* Required task *
Reproduce the lines of the records starting with the line that contains "category-label-rep: Jews (833, 646, 872, 665)" and going on through the line that contains "data-label-dem-1: 79 (400, 218, 418, 235)".

Box coordinate listings:
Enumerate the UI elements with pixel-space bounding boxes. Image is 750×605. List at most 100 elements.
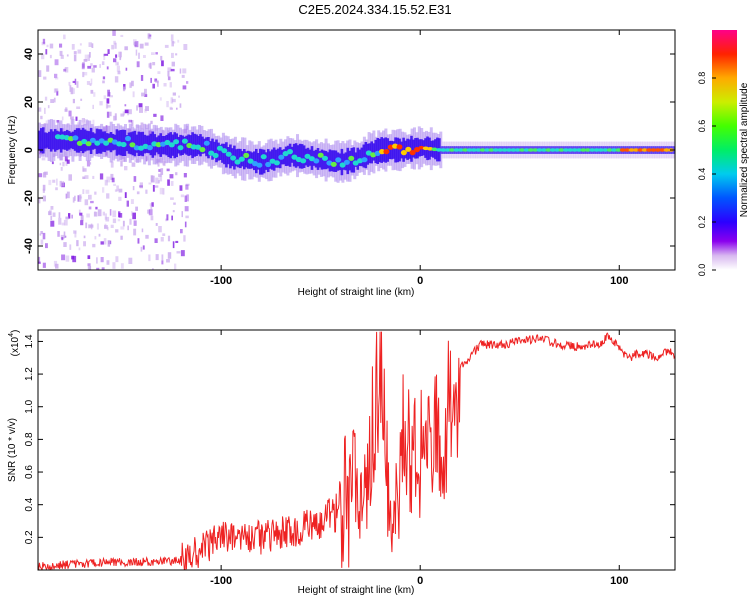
heatmap-noise-cell — [107, 104, 111, 108]
heatmap-noise-cell — [139, 185, 143, 188]
heatmap-core-cell — [296, 145, 300, 167]
snr-x-tick-label: 100 — [610, 575, 628, 587]
heatmap-noise-cell — [78, 209, 81, 213]
heatmap-noise-cell — [147, 33, 151, 39]
heatmap-noise-cell — [103, 53, 106, 57]
heatmap-ridge-cell — [238, 156, 245, 162]
heatmap-noise-cell — [38, 70, 42, 77]
heatmap-ridge-cell — [59, 134, 66, 140]
heatmap-noise-cell — [72, 255, 77, 263]
heatmap-noise-cell — [82, 71, 85, 78]
heatmap-core-cell — [257, 153, 260, 170]
snr-y-tick-label: 0.6 — [24, 465, 35, 479]
colorbar-label: Normalized spectral amplitude — [739, 82, 750, 217]
heatmap-noise-cell — [59, 43, 63, 48]
heatmap-core-cell — [167, 133, 170, 157]
heatmap-noise-cell — [88, 194, 92, 200]
heatmap-ridge-cell — [317, 152, 324, 158]
heatmap-core-cell — [53, 129, 57, 152]
heatmap-ridge-cell — [571, 148, 578, 152]
heatmap-noise-cell — [115, 61, 119, 66]
heatmap-noise-cell — [180, 250, 185, 257]
heatmap-core-cell — [165, 134, 168, 156]
heatmap-noise-cell — [184, 221, 187, 228]
heatmap-noise-cell — [83, 241, 86, 247]
heatmap-ridge-cell — [195, 144, 201, 150]
heatmap-noise-cell — [174, 263, 177, 270]
heatmap-noise-cell — [71, 214, 73, 219]
heatmap-noise-cell — [86, 213, 90, 218]
heatmap-noise-cell — [39, 233, 42, 236]
heatmap-noise-cell — [76, 106, 81, 109]
heatmap-noise-cell — [49, 43, 54, 49]
heatmap-noise-cell — [61, 237, 64, 241]
spectrogram-y-tick-label: 40 — [23, 48, 35, 60]
heatmap-noise-cell — [167, 76, 171, 81]
heatmap-ridge-cell — [129, 142, 136, 148]
heatmap-ridge-cell — [532, 148, 539, 152]
heatmap-noise-cell — [167, 235, 171, 242]
heatmap-ridge-cell — [335, 157, 342, 163]
heatmap-noise-cell — [115, 256, 119, 263]
heatmap-ridge-cell — [199, 147, 206, 153]
spectrogram-heatmap — [38, 30, 675, 270]
heatmap-noise-cell — [90, 89, 94, 94]
heatmap-noise-cell — [40, 239, 44, 245]
heatmap-ridge-cell — [203, 140, 210, 146]
heatmap-noise-cell — [175, 240, 179, 243]
heatmap-ridge-cell — [462, 148, 469, 152]
heatmap-noise-cell — [58, 212, 61, 218]
heatmap-noise-cell — [183, 235, 186, 242]
heatmap-noise-cell — [82, 62, 85, 68]
heatmap-noise-cell — [184, 195, 187, 202]
heatmap-noise-cell — [140, 75, 144, 81]
heatmap-noise-cell — [179, 68, 182, 74]
heatmap-ridge-cell — [287, 149, 293, 155]
heatmap-core-cell — [125, 135, 129, 152]
heatmap-noise-cell — [139, 182, 143, 189]
heatmap-core-cell — [354, 152, 358, 167]
heatmap-noise-cell — [135, 206, 138, 211]
heatmap-noise-cell — [73, 51, 77, 55]
heatmap-noise-cell — [115, 54, 118, 58]
heatmap-ridge-cell — [536, 148, 543, 152]
heatmap-noise-cell — [181, 74, 185, 78]
heatmap-noise-cell — [133, 228, 137, 236]
heatmap-ridge-cell — [256, 162, 263, 168]
heatmap-noise-cell — [153, 113, 157, 117]
heatmap-ridge-cell — [615, 148, 622, 152]
heatmap-noise-cell — [175, 172, 178, 176]
heatmap-core-cell — [75, 128, 79, 153]
heatmap-ridge-cell — [650, 148, 657, 152]
heatmap-noise-cell — [186, 194, 189, 202]
spectrogram-x-tick-label: 100 — [610, 275, 628, 287]
heatmap-noise-cell — [111, 44, 115, 50]
heatmap-noise-cell — [100, 257, 104, 263]
heatmap-noise-cell — [122, 220, 125, 227]
heatmap-core-cell — [183, 136, 186, 154]
heatmap-noise-cell — [79, 43, 82, 46]
colorbar-tick-label: 0.6 — [697, 120, 707, 133]
heatmap-noise-cell — [94, 236, 97, 240]
heatmap-noise-cell — [44, 171, 48, 175]
heatmap-noise-cell — [87, 65, 92, 69]
heatmap-ridge-cell — [330, 161, 337, 167]
heatmap-noise-cell — [164, 44, 169, 48]
heatmap-noise-cell — [91, 67, 95, 73]
heatmap-noise-cell — [46, 44, 49, 48]
heatmap-noise-cell — [131, 162, 136, 167]
heatmap-noise-cell — [155, 254, 159, 261]
heatmap-core-cell — [358, 149, 362, 166]
heatmap-noise-cell — [89, 224, 94, 228]
heatmap-noise-cell — [110, 173, 114, 180]
svg-text:(x104): (x104) — [8, 330, 21, 357]
spectrogram-y-label: Frequency (Hz) — [7, 116, 18, 185]
heatmap-noise-cell — [138, 103, 143, 108]
heatmap-noise-cell — [92, 243, 96, 248]
heatmap-noise-cell — [38, 107, 42, 112]
heatmap-ridge-cell — [435, 148, 442, 152]
heatmap-core-cell — [59, 128, 63, 153]
heatmap-noise-cell — [38, 197, 41, 204]
heatmap-noise-cell — [87, 54, 90, 61]
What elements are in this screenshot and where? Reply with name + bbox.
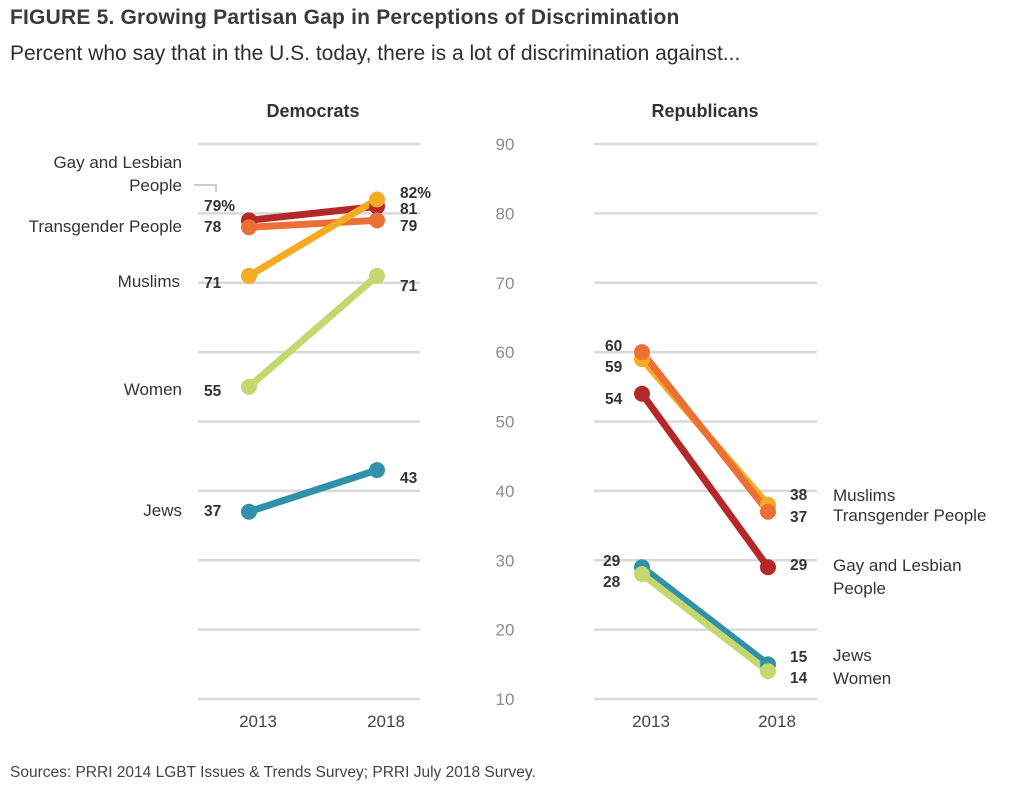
category-label-rep: Jews (833, 646, 872, 665)
point-rep-women-2018 (760, 663, 776, 680)
data-label-dem-0: 55 (204, 383, 222, 400)
data-label-dem-0: 79% (204, 198, 235, 215)
data-label-rep-0: 54 (605, 391, 623, 408)
data-label-dem-1: 82% (400, 185, 431, 202)
data-label-rep-0: 29 (603, 553, 621, 570)
data-label-dem-0: 37 (204, 503, 221, 520)
source-note: Sources: PRRI 2014 LGBT Issues & Trends … (10, 764, 536, 781)
category-label-dem: Jews (143, 501, 182, 520)
y-tick-label: 30 (496, 551, 515, 570)
data-label-dem-0: 78 (204, 219, 222, 236)
series-line-rep-transgender-people (638, 348, 772, 516)
data-label-dem-1: 79 (400, 218, 418, 235)
series-line-rep-women (638, 570, 772, 675)
series-line-dem-transgender-people (245, 216, 381, 231)
y-tick-label: 90 (496, 135, 515, 154)
y-tick-label: 20 (496, 621, 515, 640)
category-label-rep: Muslims (833, 486, 895, 505)
data-label-rep-0: 28 (603, 574, 621, 591)
data-label-dem-1: 71 (400, 278, 418, 295)
series-line-dem-jews (245, 466, 381, 516)
data-label-rep-1: 29 (790, 557, 808, 574)
y-tick-label: 50 (496, 413, 515, 432)
series-line-rep-gay-and-lesbian-people (638, 390, 772, 571)
category-label-dem: Gay and Lesbian People (53, 153, 182, 195)
point-rep-transgender-people-2013 (634, 344, 650, 361)
series-line-dem-muslims (245, 196, 381, 280)
x-tick-label: 2018 (758, 712, 796, 731)
category-label-dem: Women (124, 380, 182, 399)
data-label-rep-0: 60 (605, 338, 622, 355)
data-label-rep-1: 38 (790, 487, 808, 504)
x-tick-label: 2018 (367, 712, 405, 731)
figure-title: FIGURE 5. Growing Partisan Gap in Percep… (10, 6, 680, 29)
label-connector (194, 184, 217, 192)
point-dem-women-2013 (241, 378, 257, 395)
panel-title-republicans: Republicans (651, 101, 758, 121)
category-label-rep: Transgender People (833, 506, 986, 525)
category-label-dem: Muslims (118, 272, 180, 291)
y-tick-label: 80 (496, 204, 515, 223)
point-rep-transgender-people-2018 (760, 503, 776, 520)
point-dem-muslims-2013 (241, 267, 257, 284)
series-line-dem-women (245, 272, 381, 391)
point-rep-gay-and-lesbian-people-2018 (760, 559, 776, 576)
y-tick-label: 60 (496, 343, 515, 362)
data-label-rep-0: 59 (605, 359, 623, 376)
point-rep-gay-and-lesbian-people-2013 (634, 385, 650, 402)
point-rep-women-2013 (634, 566, 650, 583)
point-dem-jews-2013 (241, 503, 257, 520)
series-lines (245, 196, 772, 675)
y-tick-label: 70 (496, 274, 515, 293)
data-label-rep-1: 37 (790, 509, 807, 526)
point-dem-muslims-2018 (369, 191, 385, 208)
point-dem-transgender-people-2018 (369, 212, 385, 229)
y-tick-label: 10 (496, 690, 515, 709)
x-tick-label: 2013 (239, 712, 277, 731)
data-label-rep-1: 14 (790, 670, 808, 687)
y-axis: 90 80 70 60 50 40 30 20 10 (496, 135, 515, 709)
y-tick-label: 40 (496, 482, 515, 501)
category-label-rep: Gay and Lesbian People (833, 556, 962, 598)
category-label-rep: Women (833, 669, 891, 688)
data-label-dem-1: 43 (400, 470, 418, 487)
x-tick-label: 2013 (632, 712, 670, 731)
data-labels: 79% 81 78 79 71 82% 55 71 37 43 54 29 59 38 60 37 29 15 28… (204, 185, 808, 687)
data-label-dem-0: 71 (204, 275, 222, 292)
data-label-dem-1: 81 (400, 201, 418, 218)
point-dem-jews-2018 (369, 462, 385, 479)
point-dem-women-2018 (369, 267, 385, 284)
series-points (241, 191, 776, 680)
figure-subtitle: Percent who say that in the U.S. today, … (10, 42, 741, 65)
series-line-rep-jews (638, 563, 772, 668)
panel-title-democrats: Democrats (266, 101, 359, 121)
point-dem-transgender-people-2013 (241, 219, 257, 236)
x-axis-labels: 2013 2018 2013 2018 (239, 712, 796, 731)
category-label-dem: Transgender People (29, 217, 182, 236)
data-label-rep-1: 15 (790, 649, 808, 666)
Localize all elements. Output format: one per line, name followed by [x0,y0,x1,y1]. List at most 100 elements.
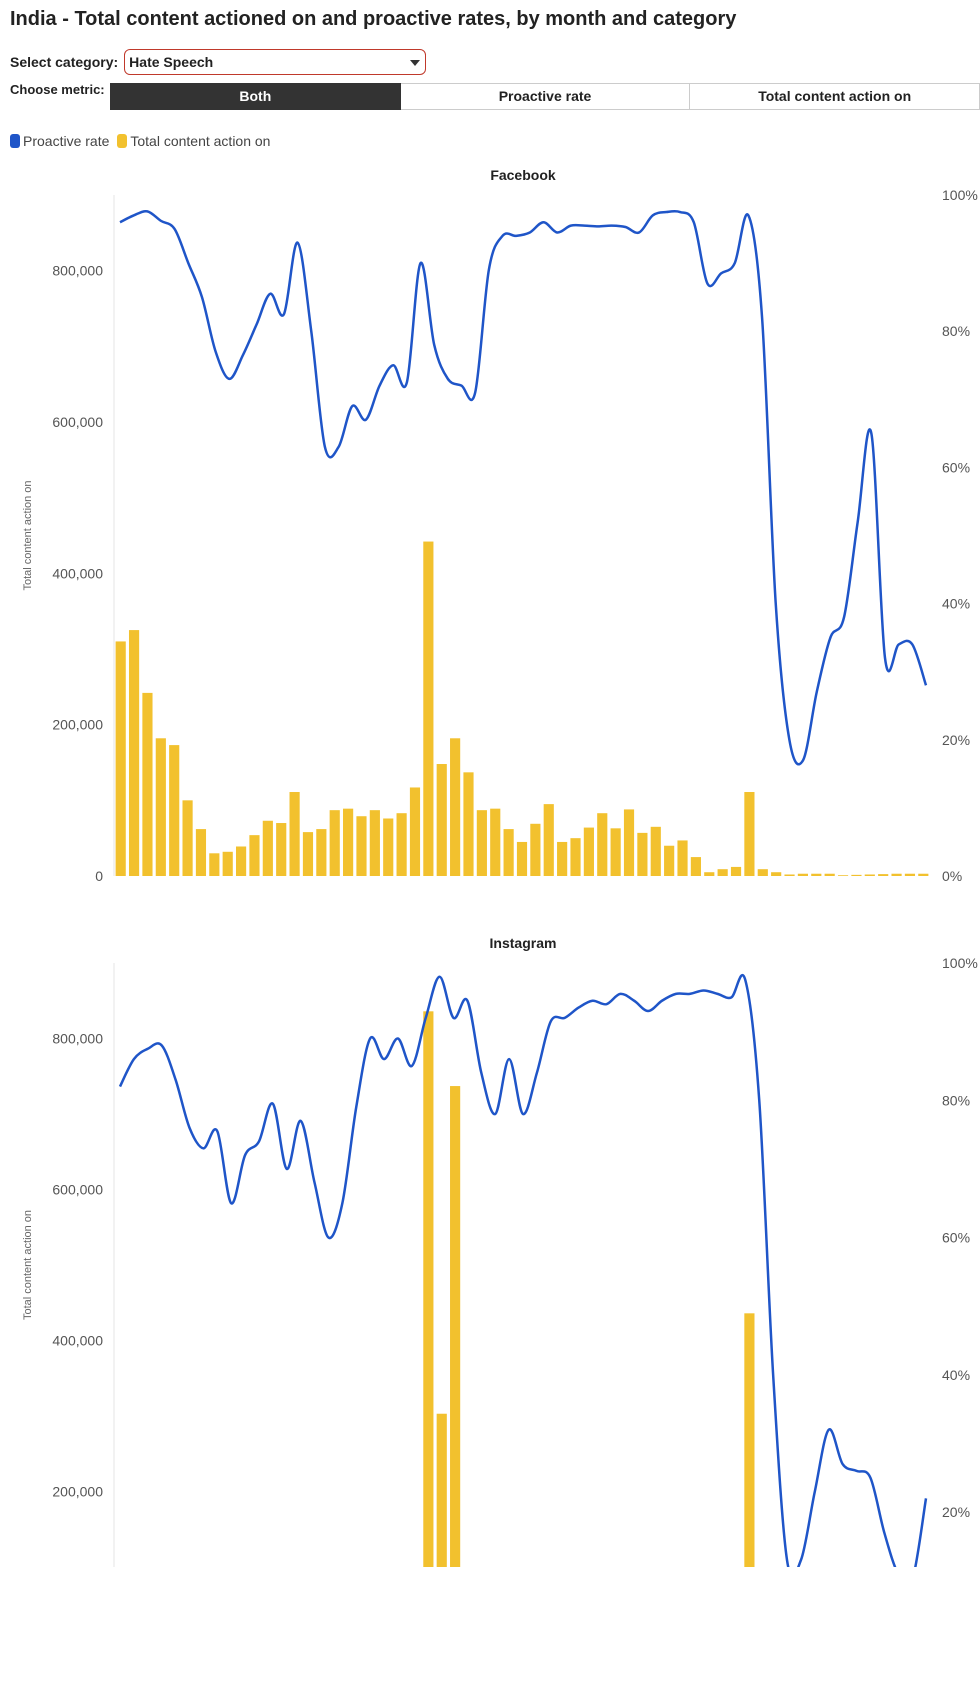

* Task answer *
category-label-rep: Jews (833, 646, 872, 665)
point-rep-women-2018 (760, 663, 776, 680)
data-label-dem-0: 55 (204, 383, 222, 400)
data-label-dem-0: 79% (204, 198, 235, 215)
data-label-rep-0: 54 (605, 391, 623, 408)
data-label-dem-1: 82% (400, 185, 431, 202)
data-label-rep-0: 29 (603, 553, 621, 570)
data-label-dem-0: 37 (204, 503, 221, 520)
source-note: Sources: PRRI 2014 LGBT Issues & Trends … (10, 764, 536, 781)
category-label-dem: Jews (143, 501, 182, 520)
y-tick-label: 30 (496, 551, 515, 570)
data-label-dem-0: 78 (204, 219, 222, 236)
series-line-rep-transgender-people (638, 348, 772, 516)
data-label-dem-1: 79 (400, 218, 418, 235)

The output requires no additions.